_Recorded information_.
· · · ·
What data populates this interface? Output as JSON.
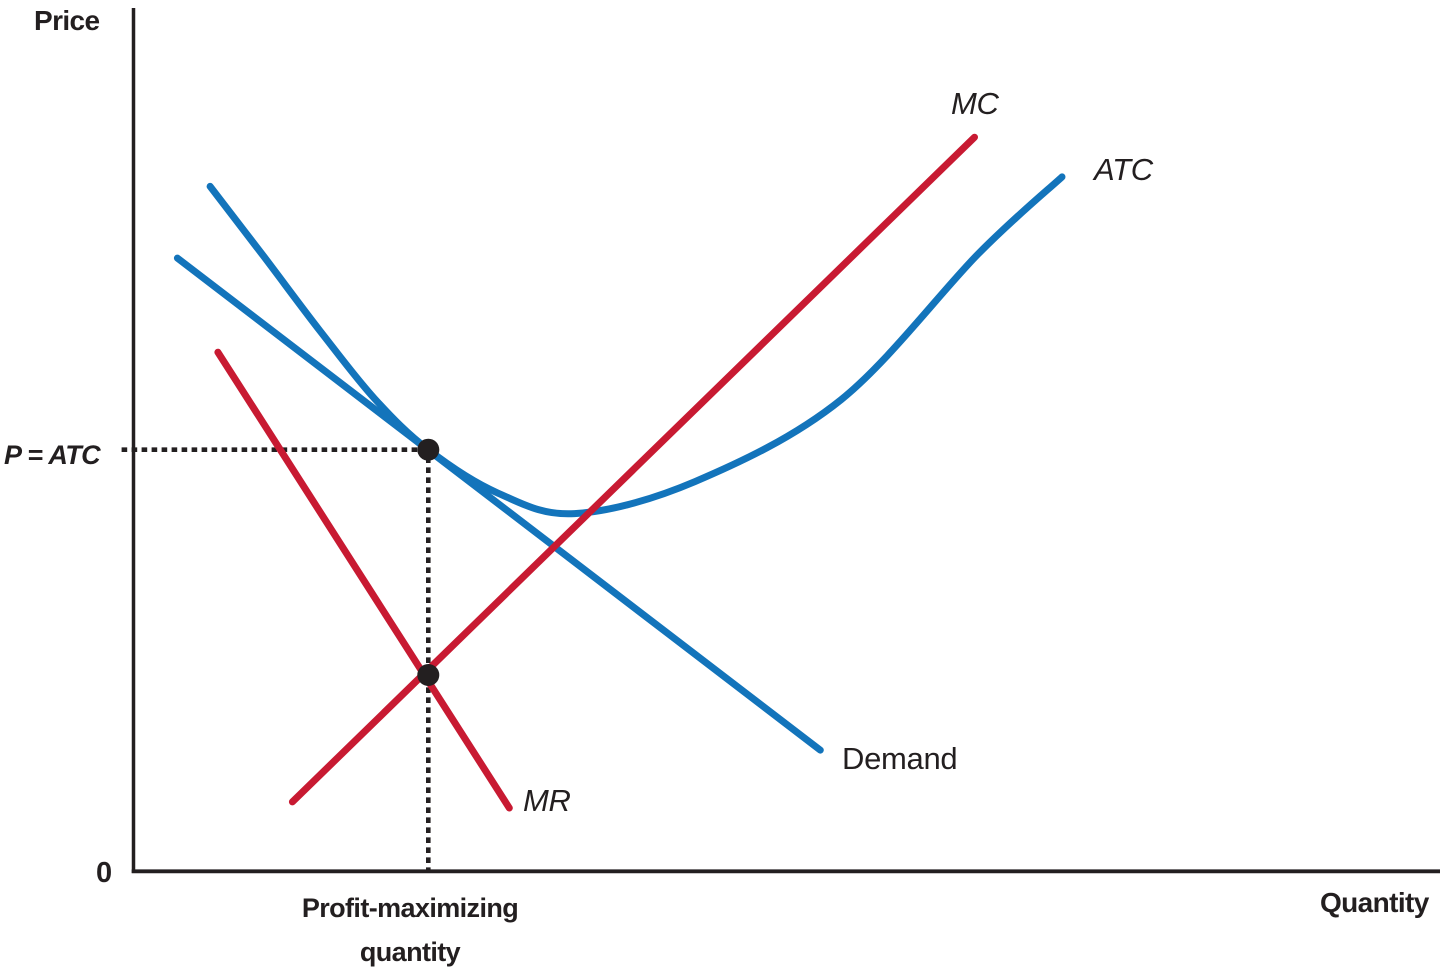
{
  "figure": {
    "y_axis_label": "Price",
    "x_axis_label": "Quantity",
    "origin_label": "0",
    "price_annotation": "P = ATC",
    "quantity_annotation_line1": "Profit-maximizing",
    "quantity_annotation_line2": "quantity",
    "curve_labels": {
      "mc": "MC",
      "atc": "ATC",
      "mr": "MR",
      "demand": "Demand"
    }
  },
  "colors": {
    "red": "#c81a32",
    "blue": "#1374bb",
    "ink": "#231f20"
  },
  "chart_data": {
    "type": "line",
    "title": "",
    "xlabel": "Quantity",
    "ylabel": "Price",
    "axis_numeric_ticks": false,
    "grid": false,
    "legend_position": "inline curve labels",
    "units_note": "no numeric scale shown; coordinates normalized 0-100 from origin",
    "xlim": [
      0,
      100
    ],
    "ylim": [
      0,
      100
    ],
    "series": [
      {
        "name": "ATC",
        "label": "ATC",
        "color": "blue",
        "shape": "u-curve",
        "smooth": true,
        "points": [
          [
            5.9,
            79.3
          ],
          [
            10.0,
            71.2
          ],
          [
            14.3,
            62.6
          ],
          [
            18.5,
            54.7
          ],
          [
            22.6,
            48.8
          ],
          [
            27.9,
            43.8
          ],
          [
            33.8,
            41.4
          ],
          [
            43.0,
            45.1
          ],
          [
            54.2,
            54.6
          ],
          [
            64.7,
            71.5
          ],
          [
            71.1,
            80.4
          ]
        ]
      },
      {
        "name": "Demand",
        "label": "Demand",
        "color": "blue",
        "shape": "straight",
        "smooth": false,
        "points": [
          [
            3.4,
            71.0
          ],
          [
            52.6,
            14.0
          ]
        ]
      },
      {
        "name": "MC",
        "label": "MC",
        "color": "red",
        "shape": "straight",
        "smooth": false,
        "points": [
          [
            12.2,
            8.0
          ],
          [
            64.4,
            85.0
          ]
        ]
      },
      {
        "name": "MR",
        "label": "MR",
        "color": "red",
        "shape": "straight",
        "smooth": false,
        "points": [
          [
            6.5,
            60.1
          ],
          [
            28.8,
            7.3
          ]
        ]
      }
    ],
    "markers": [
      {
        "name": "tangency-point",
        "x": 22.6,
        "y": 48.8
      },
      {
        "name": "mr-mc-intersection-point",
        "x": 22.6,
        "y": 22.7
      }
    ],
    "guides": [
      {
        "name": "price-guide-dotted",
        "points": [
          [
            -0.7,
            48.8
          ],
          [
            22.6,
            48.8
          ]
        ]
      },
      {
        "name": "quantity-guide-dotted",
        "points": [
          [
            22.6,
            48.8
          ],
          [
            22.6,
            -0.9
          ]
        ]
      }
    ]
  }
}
· · · ·
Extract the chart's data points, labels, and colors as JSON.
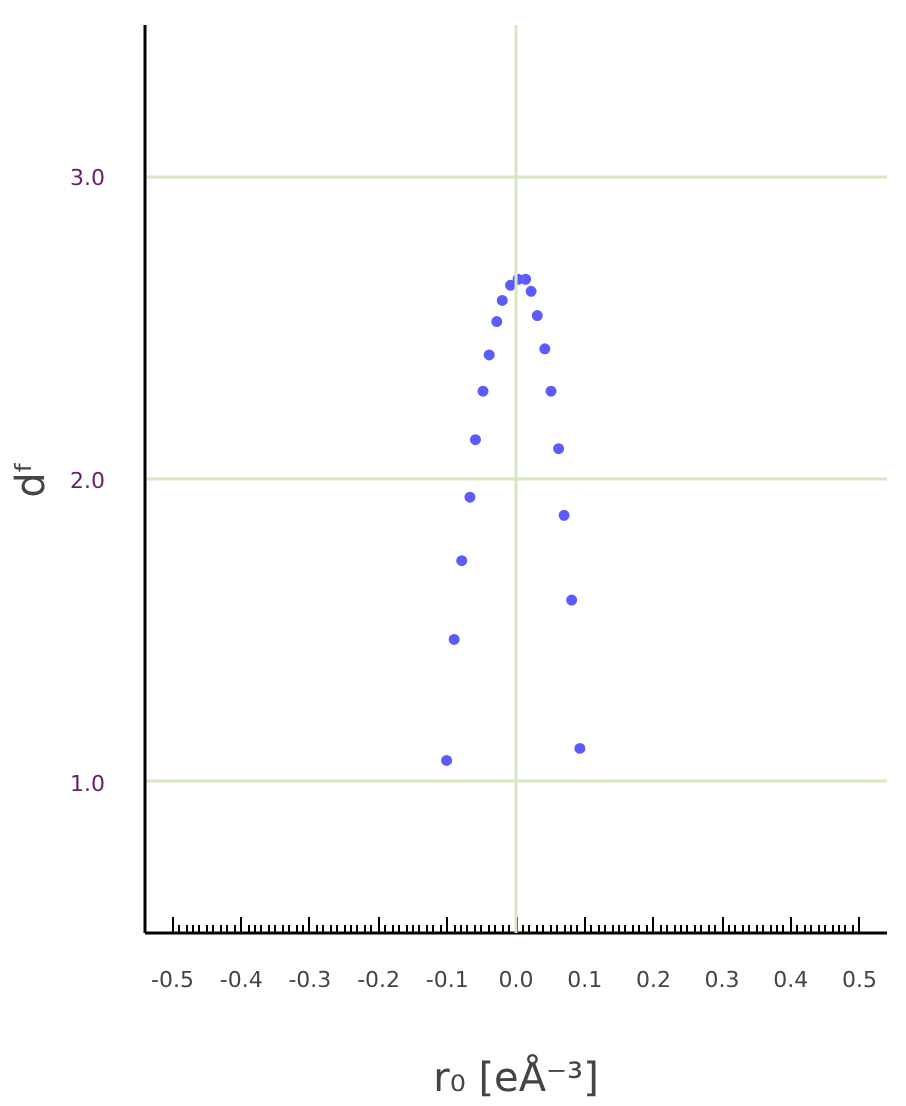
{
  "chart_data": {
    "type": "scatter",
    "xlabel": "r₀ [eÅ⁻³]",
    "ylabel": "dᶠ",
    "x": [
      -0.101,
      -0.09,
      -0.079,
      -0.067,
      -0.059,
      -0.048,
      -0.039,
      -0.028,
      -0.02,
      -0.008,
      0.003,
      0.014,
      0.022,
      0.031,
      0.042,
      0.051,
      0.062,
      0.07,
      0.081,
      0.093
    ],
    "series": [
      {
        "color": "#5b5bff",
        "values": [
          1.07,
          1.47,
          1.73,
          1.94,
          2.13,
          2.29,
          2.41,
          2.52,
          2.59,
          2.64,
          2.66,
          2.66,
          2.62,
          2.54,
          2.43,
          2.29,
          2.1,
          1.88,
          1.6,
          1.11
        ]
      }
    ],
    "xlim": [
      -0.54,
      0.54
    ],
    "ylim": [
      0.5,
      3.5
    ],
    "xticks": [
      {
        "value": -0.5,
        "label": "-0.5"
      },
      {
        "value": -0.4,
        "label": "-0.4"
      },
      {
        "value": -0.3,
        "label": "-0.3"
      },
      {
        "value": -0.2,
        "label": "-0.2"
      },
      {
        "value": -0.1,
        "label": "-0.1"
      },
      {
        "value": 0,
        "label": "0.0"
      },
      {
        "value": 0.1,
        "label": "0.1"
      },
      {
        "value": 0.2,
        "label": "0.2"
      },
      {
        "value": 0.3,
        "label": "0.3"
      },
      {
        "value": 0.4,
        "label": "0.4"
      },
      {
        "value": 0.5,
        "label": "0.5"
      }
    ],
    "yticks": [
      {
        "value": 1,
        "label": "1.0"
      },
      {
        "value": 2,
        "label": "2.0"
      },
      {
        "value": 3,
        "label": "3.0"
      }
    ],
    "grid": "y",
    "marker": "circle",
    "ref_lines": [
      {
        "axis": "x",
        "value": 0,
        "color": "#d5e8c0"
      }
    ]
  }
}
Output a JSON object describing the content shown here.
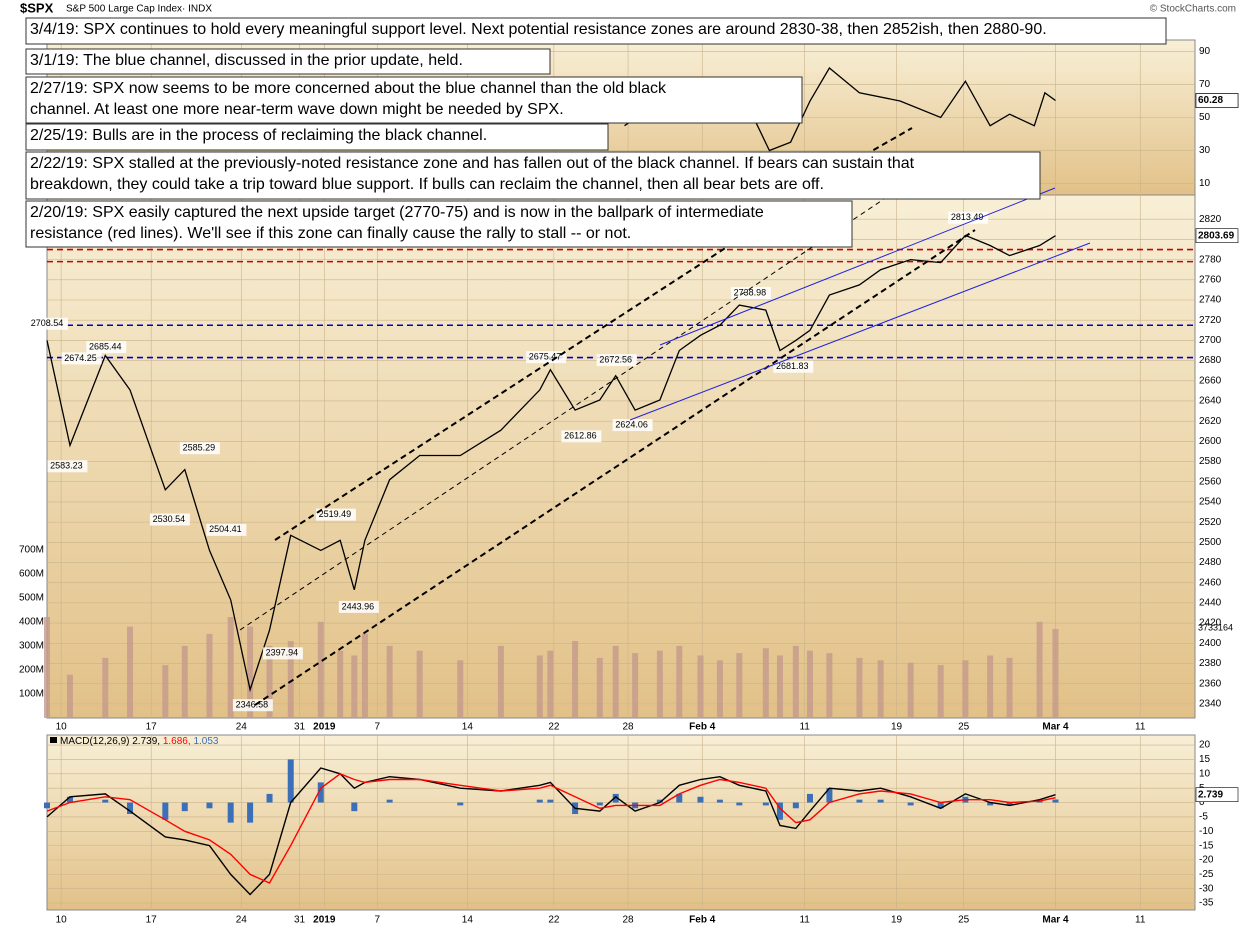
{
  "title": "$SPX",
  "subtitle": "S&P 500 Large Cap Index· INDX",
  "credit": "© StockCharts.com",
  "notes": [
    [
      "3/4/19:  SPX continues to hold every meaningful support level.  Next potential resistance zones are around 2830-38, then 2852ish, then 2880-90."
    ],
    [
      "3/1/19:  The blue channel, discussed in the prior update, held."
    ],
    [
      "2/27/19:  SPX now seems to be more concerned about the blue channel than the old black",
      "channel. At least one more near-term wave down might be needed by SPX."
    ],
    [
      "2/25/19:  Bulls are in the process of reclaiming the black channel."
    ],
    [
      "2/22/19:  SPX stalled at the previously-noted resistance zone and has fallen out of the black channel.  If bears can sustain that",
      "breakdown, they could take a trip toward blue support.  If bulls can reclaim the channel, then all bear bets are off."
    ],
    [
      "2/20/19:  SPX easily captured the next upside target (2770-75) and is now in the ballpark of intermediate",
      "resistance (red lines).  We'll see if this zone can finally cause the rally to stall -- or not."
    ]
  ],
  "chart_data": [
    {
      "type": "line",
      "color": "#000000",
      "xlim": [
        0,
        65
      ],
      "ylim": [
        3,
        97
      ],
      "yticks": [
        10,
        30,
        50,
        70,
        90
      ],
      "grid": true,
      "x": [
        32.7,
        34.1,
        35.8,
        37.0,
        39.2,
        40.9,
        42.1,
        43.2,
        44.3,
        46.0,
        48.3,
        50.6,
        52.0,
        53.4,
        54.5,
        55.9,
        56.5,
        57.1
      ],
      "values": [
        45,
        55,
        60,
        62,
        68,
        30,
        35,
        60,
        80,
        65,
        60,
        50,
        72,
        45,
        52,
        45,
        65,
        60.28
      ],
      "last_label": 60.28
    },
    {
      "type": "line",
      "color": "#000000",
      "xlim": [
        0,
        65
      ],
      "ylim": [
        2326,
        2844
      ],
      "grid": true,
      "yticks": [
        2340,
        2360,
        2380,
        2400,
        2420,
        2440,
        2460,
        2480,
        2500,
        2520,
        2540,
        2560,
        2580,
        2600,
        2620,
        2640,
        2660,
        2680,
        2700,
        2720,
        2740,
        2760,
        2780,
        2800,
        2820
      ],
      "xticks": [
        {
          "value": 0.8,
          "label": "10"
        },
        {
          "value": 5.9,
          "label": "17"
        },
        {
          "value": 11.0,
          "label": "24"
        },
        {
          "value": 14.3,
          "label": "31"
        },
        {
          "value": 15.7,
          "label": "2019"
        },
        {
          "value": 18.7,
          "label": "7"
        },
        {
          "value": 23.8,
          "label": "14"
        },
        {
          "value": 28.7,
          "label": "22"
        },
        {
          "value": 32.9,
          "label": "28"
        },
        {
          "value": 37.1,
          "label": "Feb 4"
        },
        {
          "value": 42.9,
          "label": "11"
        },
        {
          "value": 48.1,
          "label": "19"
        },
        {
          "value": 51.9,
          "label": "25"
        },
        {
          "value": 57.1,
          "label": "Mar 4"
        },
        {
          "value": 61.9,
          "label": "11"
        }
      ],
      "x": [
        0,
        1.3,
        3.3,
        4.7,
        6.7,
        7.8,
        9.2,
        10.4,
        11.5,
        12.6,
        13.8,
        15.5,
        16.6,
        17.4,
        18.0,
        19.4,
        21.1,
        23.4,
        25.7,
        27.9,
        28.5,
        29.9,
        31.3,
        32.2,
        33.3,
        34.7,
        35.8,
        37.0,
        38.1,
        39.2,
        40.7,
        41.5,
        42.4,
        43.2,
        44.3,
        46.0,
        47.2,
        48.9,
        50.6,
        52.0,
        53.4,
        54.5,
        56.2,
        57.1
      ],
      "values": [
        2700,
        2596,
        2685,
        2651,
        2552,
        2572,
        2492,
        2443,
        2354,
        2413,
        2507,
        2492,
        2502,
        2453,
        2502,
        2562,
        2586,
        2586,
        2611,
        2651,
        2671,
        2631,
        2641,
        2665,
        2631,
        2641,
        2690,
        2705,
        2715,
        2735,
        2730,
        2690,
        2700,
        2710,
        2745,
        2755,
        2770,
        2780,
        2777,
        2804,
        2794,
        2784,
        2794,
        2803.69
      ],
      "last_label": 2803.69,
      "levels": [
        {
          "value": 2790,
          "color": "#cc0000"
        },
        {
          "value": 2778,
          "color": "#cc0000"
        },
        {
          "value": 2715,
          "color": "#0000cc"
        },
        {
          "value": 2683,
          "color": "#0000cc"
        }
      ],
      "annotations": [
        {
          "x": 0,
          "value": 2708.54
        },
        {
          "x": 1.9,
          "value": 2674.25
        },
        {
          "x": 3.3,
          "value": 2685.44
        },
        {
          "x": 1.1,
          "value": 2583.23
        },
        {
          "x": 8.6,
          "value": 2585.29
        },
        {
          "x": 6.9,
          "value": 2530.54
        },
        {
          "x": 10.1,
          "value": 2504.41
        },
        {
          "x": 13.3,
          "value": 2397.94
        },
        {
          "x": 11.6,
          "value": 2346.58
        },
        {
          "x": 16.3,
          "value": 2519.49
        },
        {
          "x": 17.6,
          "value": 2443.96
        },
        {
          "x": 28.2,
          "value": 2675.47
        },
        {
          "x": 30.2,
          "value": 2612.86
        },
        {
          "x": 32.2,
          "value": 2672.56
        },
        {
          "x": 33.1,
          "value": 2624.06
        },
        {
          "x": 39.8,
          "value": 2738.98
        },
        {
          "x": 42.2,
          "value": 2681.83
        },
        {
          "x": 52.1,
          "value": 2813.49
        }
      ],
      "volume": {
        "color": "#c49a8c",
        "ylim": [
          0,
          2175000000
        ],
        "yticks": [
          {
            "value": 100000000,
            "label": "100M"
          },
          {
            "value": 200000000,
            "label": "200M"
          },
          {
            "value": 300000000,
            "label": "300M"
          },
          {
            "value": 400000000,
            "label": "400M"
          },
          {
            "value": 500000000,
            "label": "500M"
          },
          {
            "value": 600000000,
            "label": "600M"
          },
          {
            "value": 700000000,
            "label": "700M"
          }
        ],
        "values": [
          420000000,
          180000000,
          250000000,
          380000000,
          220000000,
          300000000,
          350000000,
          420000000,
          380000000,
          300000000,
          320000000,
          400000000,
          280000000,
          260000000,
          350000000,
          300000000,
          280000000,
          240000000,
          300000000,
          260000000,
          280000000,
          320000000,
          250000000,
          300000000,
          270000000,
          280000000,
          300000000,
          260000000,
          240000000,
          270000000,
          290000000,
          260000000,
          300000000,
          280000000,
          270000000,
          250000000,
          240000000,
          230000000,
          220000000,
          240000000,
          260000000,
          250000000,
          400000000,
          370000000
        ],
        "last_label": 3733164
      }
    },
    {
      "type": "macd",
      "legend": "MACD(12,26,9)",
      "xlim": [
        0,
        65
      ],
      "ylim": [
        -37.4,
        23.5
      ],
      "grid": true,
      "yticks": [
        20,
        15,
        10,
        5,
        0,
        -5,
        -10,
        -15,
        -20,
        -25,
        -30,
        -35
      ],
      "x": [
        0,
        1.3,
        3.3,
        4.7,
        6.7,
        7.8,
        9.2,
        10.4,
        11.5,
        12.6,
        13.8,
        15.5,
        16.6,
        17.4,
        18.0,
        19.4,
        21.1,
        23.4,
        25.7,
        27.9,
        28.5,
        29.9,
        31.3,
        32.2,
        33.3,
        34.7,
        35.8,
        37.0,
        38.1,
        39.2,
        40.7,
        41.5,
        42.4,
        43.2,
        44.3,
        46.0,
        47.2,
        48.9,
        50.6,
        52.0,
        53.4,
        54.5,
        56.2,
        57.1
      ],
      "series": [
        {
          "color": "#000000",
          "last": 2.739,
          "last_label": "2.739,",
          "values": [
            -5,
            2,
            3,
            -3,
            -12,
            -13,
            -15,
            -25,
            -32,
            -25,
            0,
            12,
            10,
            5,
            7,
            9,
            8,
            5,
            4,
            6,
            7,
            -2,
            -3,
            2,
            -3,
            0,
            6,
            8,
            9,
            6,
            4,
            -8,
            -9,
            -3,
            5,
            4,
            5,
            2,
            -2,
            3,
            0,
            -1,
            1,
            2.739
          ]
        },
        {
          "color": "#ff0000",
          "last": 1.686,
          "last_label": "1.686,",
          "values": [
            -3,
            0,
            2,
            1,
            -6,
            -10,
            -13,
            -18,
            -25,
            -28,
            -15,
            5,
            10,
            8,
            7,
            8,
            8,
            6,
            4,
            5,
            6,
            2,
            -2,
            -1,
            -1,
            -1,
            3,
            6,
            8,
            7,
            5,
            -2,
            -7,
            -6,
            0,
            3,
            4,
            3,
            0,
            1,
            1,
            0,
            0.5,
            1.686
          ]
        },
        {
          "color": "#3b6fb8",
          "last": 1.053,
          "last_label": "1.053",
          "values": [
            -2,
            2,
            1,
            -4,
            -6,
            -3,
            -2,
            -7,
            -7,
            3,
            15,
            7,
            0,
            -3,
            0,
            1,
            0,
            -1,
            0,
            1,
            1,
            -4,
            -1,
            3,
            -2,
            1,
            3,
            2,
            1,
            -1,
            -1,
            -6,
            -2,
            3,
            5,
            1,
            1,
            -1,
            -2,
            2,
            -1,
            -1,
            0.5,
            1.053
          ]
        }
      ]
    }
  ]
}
· · · ·
_What the task requires_.
Work out how many lines of the data above contain the string "name" and give the number alone.

_Solution to the problem_.
8